> _Aim_:
Can you pull out every line of the data below word for word, leaving the pictures out of your answer?

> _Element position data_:
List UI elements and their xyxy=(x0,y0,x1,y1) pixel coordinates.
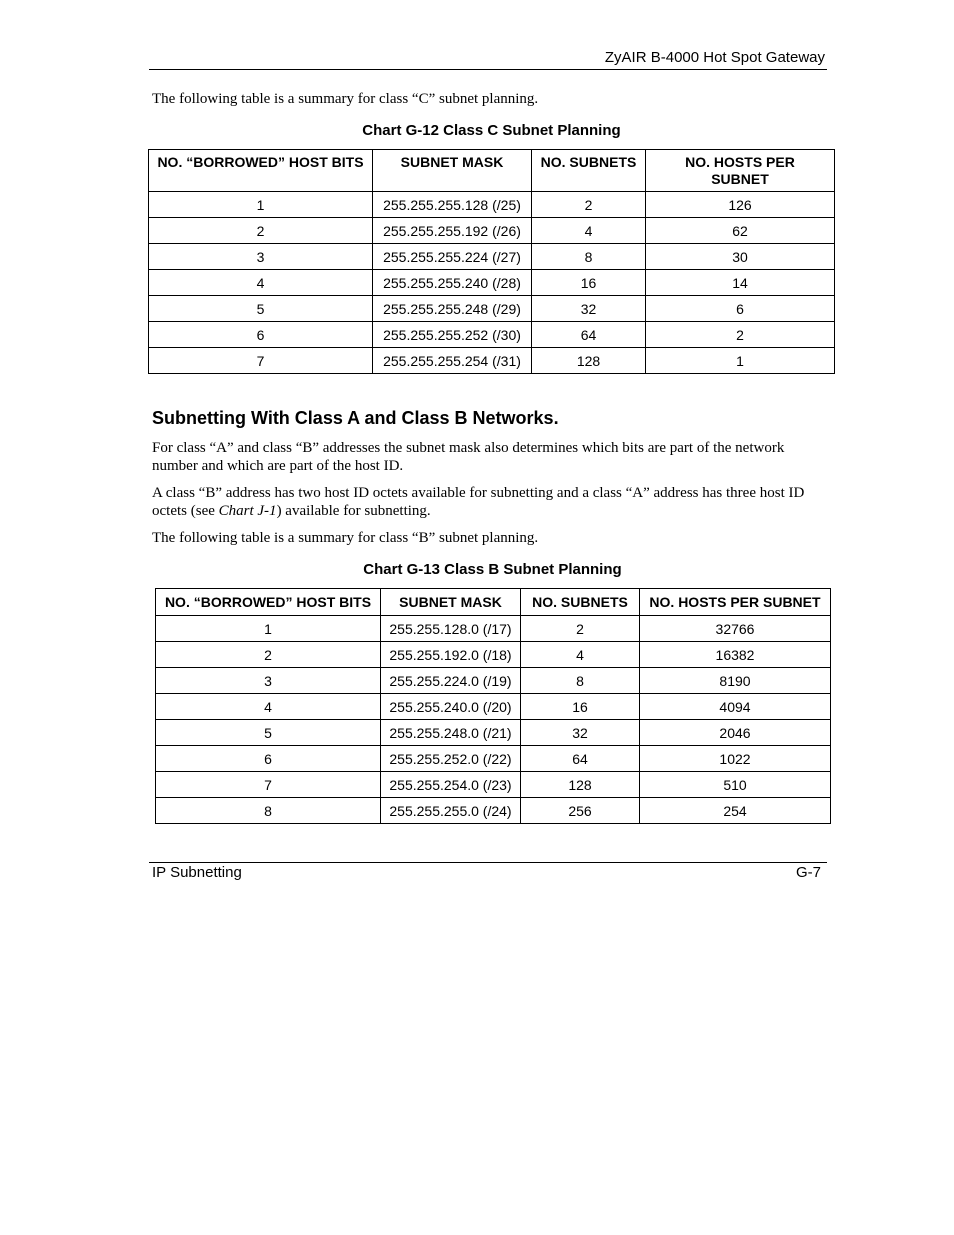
table-row xyxy=(149,296,835,322)
cell-subnets: 8 xyxy=(521,668,640,694)
class-c-subnet-table xyxy=(148,149,835,374)
header-rule xyxy=(149,69,827,70)
cell-hosts-per-subnet: 6 xyxy=(646,296,835,322)
cell-hosts-per-subnet: 2046 xyxy=(640,720,831,746)
cell-subnet-mask: 255.255.255.240 (/28) xyxy=(373,270,532,296)
table-row xyxy=(156,642,831,668)
cell-subnets: 8 xyxy=(532,244,646,270)
cell-borrowed-bits: 3 xyxy=(149,244,373,270)
cell-subnet-mask: 255.255.224.0 (/19) xyxy=(381,668,521,694)
class-b-table-body xyxy=(156,616,831,824)
cell-subnet-mask: 255.255.255.248 (/29) xyxy=(373,296,532,322)
table-row xyxy=(156,720,831,746)
header-hosts-per-subnet: NO. HOSTS PER SUBNET xyxy=(640,589,831,616)
chart-g13-caption: Chart G-13 Class B Subnet Planning xyxy=(363,561,622,578)
header-subnet-mask: SUBNET MASK xyxy=(373,150,532,192)
header-subnets: NO. SUBNETS xyxy=(532,150,646,192)
cell-borrowed-bits: 8 xyxy=(156,798,381,824)
header-borrowed-bits: NO. “BORROWED” HOST BITS xyxy=(149,150,373,192)
cell-hosts-per-subnet: 14 xyxy=(646,270,835,296)
section-heading: Subnetting With Class A and Class B Networks. xyxy=(152,408,559,428)
header-subnet-mask: SUBNET MASK xyxy=(381,589,521,616)
header-hosts-per-subnet: NO. HOSTS PER SUBNET xyxy=(646,150,835,192)
cell-hosts-per-subnet: 8190 xyxy=(640,668,831,694)
cell-subnets: 64 xyxy=(521,746,640,772)
cell-subnets: 4 xyxy=(521,642,640,668)
cell-hosts-per-subnet: 2 xyxy=(646,322,835,348)
cell-borrowed-bits: 7 xyxy=(149,348,373,374)
cell-borrowed-bits: 2 xyxy=(156,642,381,668)
cell-borrowed-bits: 3 xyxy=(156,668,381,694)
cell-subnets: 2 xyxy=(532,192,646,218)
table-row xyxy=(149,322,835,348)
chart-g12-caption: Chart G-12 Class C Subnet Planning xyxy=(362,122,621,139)
cell-subnet-mask: 255.255.240.0 (/20) xyxy=(381,694,521,720)
cell-subnets: 32 xyxy=(521,720,640,746)
class-c-table-body xyxy=(149,192,835,374)
cell-subnet-mask: 255.255.248.0 (/21) xyxy=(381,720,521,746)
table-row xyxy=(156,616,831,642)
cell-subnets: 16 xyxy=(532,270,646,296)
cell-hosts-per-subnet: 126 xyxy=(646,192,835,218)
cell-borrowed-bits: 5 xyxy=(149,296,373,322)
cell-borrowed-bits: 1 xyxy=(156,616,381,642)
section-paragraph-3: The following table is a summary for class “B” subnet planning. xyxy=(152,530,539,546)
table-row xyxy=(149,348,835,374)
para2-text-after: ) available for subnetting. xyxy=(276,503,431,519)
header-subnets: NO. SUBNETS xyxy=(521,589,640,616)
cell-borrowed-bits: 4 xyxy=(149,270,373,296)
cell-subnets: 4 xyxy=(532,218,646,244)
page-number: G-7 xyxy=(795,864,821,881)
cell-hosts-per-subnet: 30 xyxy=(646,244,835,270)
cell-subnet-mask: 255.255.252.0 (/22) xyxy=(381,746,521,772)
cell-subnets: 64 xyxy=(532,322,646,348)
table-row xyxy=(149,218,835,244)
cell-subnets: 128 xyxy=(521,772,640,798)
cell-subnet-mask: 255.255.255.252 (/30) xyxy=(373,322,532,348)
page-header-title: ZyAIR B-4000 Hot Spot Gateway xyxy=(604,49,825,66)
cell-borrowed-bits: 6 xyxy=(156,746,381,772)
cell-subnet-mask: 255.255.192.0 (/18) xyxy=(381,642,521,668)
class-b-subnet-table xyxy=(155,588,831,824)
table-row xyxy=(156,668,831,694)
class-c-intro: The following table is a summary for class “C” subnet planning. xyxy=(152,91,539,107)
cell-subnet-mask: 255.255.255.0 (/24) xyxy=(381,798,521,824)
cell-borrowed-bits: 1 xyxy=(149,192,373,218)
footer-rule xyxy=(149,862,827,863)
table-row xyxy=(156,746,831,772)
section-paragraph-1: For class “A” and class “B” addresses the subnet mask also determines which bits are part of the network number and which are part of the host ID. xyxy=(152,440,785,474)
table-row xyxy=(149,270,835,296)
section-paragraph-2 xyxy=(152,484,822,520)
cell-subnet-mask: 255.255.128.0 (/17) xyxy=(381,616,521,642)
cell-subnet-mask: 255.255.254.0 (/23) xyxy=(381,772,521,798)
cell-subnet-mask: 255.255.255.192 (/26) xyxy=(373,218,532,244)
cell-hosts-per-subnet: 16382 xyxy=(640,642,831,668)
header-borrowed-bits: NO. “BORROWED” HOST BITS xyxy=(156,589,381,616)
cell-hosts-per-subnet: 1 xyxy=(646,348,835,374)
cell-subnets: 16 xyxy=(521,694,640,720)
table-row xyxy=(156,694,831,720)
cell-subnets: 128 xyxy=(532,348,646,374)
cell-borrowed-bits: 6 xyxy=(149,322,373,348)
cell-hosts-per-subnet: 1022 xyxy=(640,746,831,772)
cell-subnet-mask: 255.255.255.254 (/31) xyxy=(373,348,532,374)
cell-hosts-per-subnet: 32766 xyxy=(640,616,831,642)
footer-section-title: IP Subnetting xyxy=(152,864,242,881)
cell-subnets: 2 xyxy=(521,616,640,642)
cell-hosts-per-subnet: 254 xyxy=(640,798,831,824)
cell-hosts-per-subnet: 62 xyxy=(646,218,835,244)
table-header-row xyxy=(149,150,835,192)
table-row xyxy=(149,192,835,218)
table-row xyxy=(156,798,831,824)
cell-subnet-mask: 255.255.255.224 (/27) xyxy=(373,244,532,270)
chart-reference: Chart J-1 xyxy=(218,503,277,519)
cell-subnets: 32 xyxy=(532,296,646,322)
cell-borrowed-bits: 4 xyxy=(156,694,381,720)
para2-text-before: A class “B” address has two host ID octets available for subnetting and a class “A” address has three host ID octets (see xyxy=(152,485,805,519)
table-header-row xyxy=(156,589,831,616)
cell-borrowed-bits: 5 xyxy=(156,720,381,746)
cell-subnet-mask: 255.255.255.128 (/25) xyxy=(373,192,532,218)
table-row xyxy=(149,244,835,270)
cell-borrowed-bits: 7 xyxy=(156,772,381,798)
table-row xyxy=(156,772,831,798)
cell-hosts-per-subnet: 4094 xyxy=(640,694,831,720)
cell-subnets: 256 xyxy=(521,798,640,824)
cell-hosts-per-subnet: 510 xyxy=(640,772,831,798)
cell-borrowed-bits: 2 xyxy=(149,218,373,244)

> _Reply_:
List UI elements and their xyxy=(x0,y0,x1,y1) pixel coordinates.
table-row xyxy=(149,296,835,322)
cell-subnets: 8 xyxy=(521,668,640,694)
class-c-subnet-table xyxy=(148,149,835,374)
header-rule xyxy=(149,69,827,70)
cell-hosts-per-subnet: 6 xyxy=(646,296,835,322)
cell-hosts-per-subnet: 2046 xyxy=(640,720,831,746)
cell-subnet-mask: 255.255.255.240 (/28) xyxy=(373,270,532,296)
table-row xyxy=(156,642,831,668)
cell-subnets: 8 xyxy=(532,244,646,270)
cell-borrowed-bits: 3 xyxy=(149,244,373,270)
cell-subnet-mask: 255.255.224.0 (/19) xyxy=(381,668,521,694)
class-b-table-body xyxy=(156,616,831,824)
cell-subnet-mask: 255.255.255.248 (/29) xyxy=(373,296,532,322)
table-row xyxy=(156,720,831,746)
header-hosts-per-subnet: NO. HOSTS PER SUBNET xyxy=(640,589,831,616)
chart-g13-caption: Chart G-13 Class B Subnet Planning xyxy=(363,561,622,578)
header-subnet-mask: SUBNET MASK xyxy=(373,150,532,192)
header-subnets: NO. SUBNETS xyxy=(532,150,646,192)
cell-borrowed-bits: 8 xyxy=(156,798,381,824)
header-borrowed-bits: NO. “BORROWED” HOST BITS xyxy=(149,150,373,192)
cell-hosts-per-subnet: 14 xyxy=(646,270,835,296)
section-heading: Subnetting With Class A and Class B Networks. xyxy=(152,408,559,428)
header-subnet-mask: SUBNET MASK xyxy=(381,589,521,616)
header-hosts-per-subnet: NO. HOSTS PER SUBNET xyxy=(646,150,835,192)
cell-hosts-per-subnet: 8190 xyxy=(640,668,831,694)
cell-subnets: 64 xyxy=(521,746,640,772)
cell-subnets: 4 xyxy=(521,642,640,668)
cell-hosts-per-subnet: 2 xyxy=(646,322,835,348)
cell-borrowed-bits: 7 xyxy=(149,348,373,374)
cell-borrowed-bits: 2 xyxy=(156,642,381,668)
cell-borrowed-bits: 3 xyxy=(156,668,381,694)
cell-subnets: 2 xyxy=(532,192,646,218)
table-row xyxy=(149,322,835,348)
chart-g12-caption: Chart G-12 Class C Subnet Planning xyxy=(362,122,621,139)
cell-subnet-mask: 255.255.240.0 (/20) xyxy=(381,694,521,720)
cell-subnets: 32 xyxy=(521,720,640,746)
class-c-table-body xyxy=(149,192,835,374)
cell-subnet-mask: 255.255.248.0 (/21) xyxy=(381,720,521,746)
table-row xyxy=(156,616,831,642)
cell-subnets: 16 xyxy=(532,270,646,296)
cell-hosts-per-subnet: 126 xyxy=(646,192,835,218)
cell-borrowed-bits: 5 xyxy=(149,296,373,322)
cell-borrowed-bits: 1 xyxy=(156,616,381,642)
section-paragraph-3: The following table is a summary for class “B” subnet planning. xyxy=(152,530,539,546)
table-row xyxy=(149,348,835,374)
para2-text-after: ) available for subnetting. xyxy=(276,503,431,519)
header-subnets: NO. SUBNETS xyxy=(521,589,640,616)
cell-borrowed-bits: 4 xyxy=(149,270,373,296)
cell-subnets: 4 xyxy=(532,218,646,244)
page-number: G-7 xyxy=(795,864,821,881)
cell-hosts-per-subnet: 30 xyxy=(646,244,835,270)
cell-subnet-mask: 255.255.252.0 (/22) xyxy=(381,746,521,772)
cell-subnets: 64 xyxy=(532,322,646,348)
table-row xyxy=(149,218,835,244)
cell-subnets: 128 xyxy=(521,772,640,798)
cell-subnet-mask: 255.255.255.252 (/30) xyxy=(373,322,532,348)
page-header-title: ZyAIR B-4000 Hot Spot Gateway xyxy=(604,49,825,66)
cell-borrowed-bits: 6 xyxy=(156,746,381,772)
cell-subnet-mask: 255.255.192.0 (/18) xyxy=(381,642,521,668)
class-b-subnet-table xyxy=(155,588,831,824)
table-row xyxy=(156,668,831,694)
class-c-intro: The following table is a summary for class “C” subnet planning. xyxy=(152,91,539,107)
cell-subnet-mask: 255.255.255.0 (/24) xyxy=(381,798,521,824)
cell-borrowed-bits: 1 xyxy=(149,192,373,218)
footer-rule xyxy=(149,862,827,863)
table-row xyxy=(156,746,831,772)
section-paragraph-1: For class “A” and class “B” addresses the subnet mask also determines which bits are part of the network number and which are part of the host ID. xyxy=(152,440,785,474)
table-row xyxy=(149,270,835,296)
section-paragraph-2 xyxy=(152,484,822,520)
cell-subnet-mask: 255.255.128.0 (/17) xyxy=(381,616,521,642)
cell-subnet-mask: 255.255.254.0 (/23) xyxy=(381,772,521,798)
cell-subnet-mask: 255.255.255.192 (/26) xyxy=(373,218,532,244)
cell-hosts-per-subnet: 16382 xyxy=(640,642,831,668)
header-borrowed-bits: NO. “BORROWED” HOST BITS xyxy=(156,589,381,616)
cell-hosts-per-subnet: 1 xyxy=(646,348,835,374)
cell-subnets: 16 xyxy=(521,694,640,720)
table-row xyxy=(156,694,831,720)
cell-subnets: 128 xyxy=(532,348,646,374)
cell-borrowed-bits: 6 xyxy=(149,322,373,348)
cell-hosts-per-subnet: 1022 xyxy=(640,746,831,772)
cell-subnet-mask: 255.255.255.254 (/31) xyxy=(373,348,532,374)
cell-hosts-per-subnet: 32766 xyxy=(640,616,831,642)
footer-section-title: IP Subnetting xyxy=(152,864,242,881)
cell-subnets: 2 xyxy=(521,616,640,642)
cell-hosts-per-subnet: 254 xyxy=(640,798,831,824)
cell-hosts-per-subnet: 62 xyxy=(646,218,835,244)
table-header-row xyxy=(149,150,835,192)
table-row xyxy=(149,192,835,218)
table-row xyxy=(156,798,831,824)
cell-subnet-mask: 255.255.255.224 (/27) xyxy=(373,244,532,270)
chart-reference: Chart J-1 xyxy=(218,503,277,519)
cell-subnets: 32 xyxy=(532,296,646,322)
cell-borrowed-bits: 4 xyxy=(156,694,381,720)
para2-text-before: A class “B” address has two host ID octets available for subnetting and a class “A” address has three host ID octets (see xyxy=(152,485,805,519)
table-header-row xyxy=(156,589,831,616)
cell-borrowed-bits: 5 xyxy=(156,720,381,746)
cell-subnet-mask: 255.255.255.128 (/25) xyxy=(373,192,532,218)
table-row xyxy=(149,244,835,270)
cell-borrowed-bits: 7 xyxy=(156,772,381,798)
table-row xyxy=(156,772,831,798)
cell-hosts-per-subnet: 4094 xyxy=(640,694,831,720)
cell-subnets: 256 xyxy=(521,798,640,824)
cell-hosts-per-subnet: 510 xyxy=(640,772,831,798)
cell-borrowed-bits: 2 xyxy=(149,218,373,244)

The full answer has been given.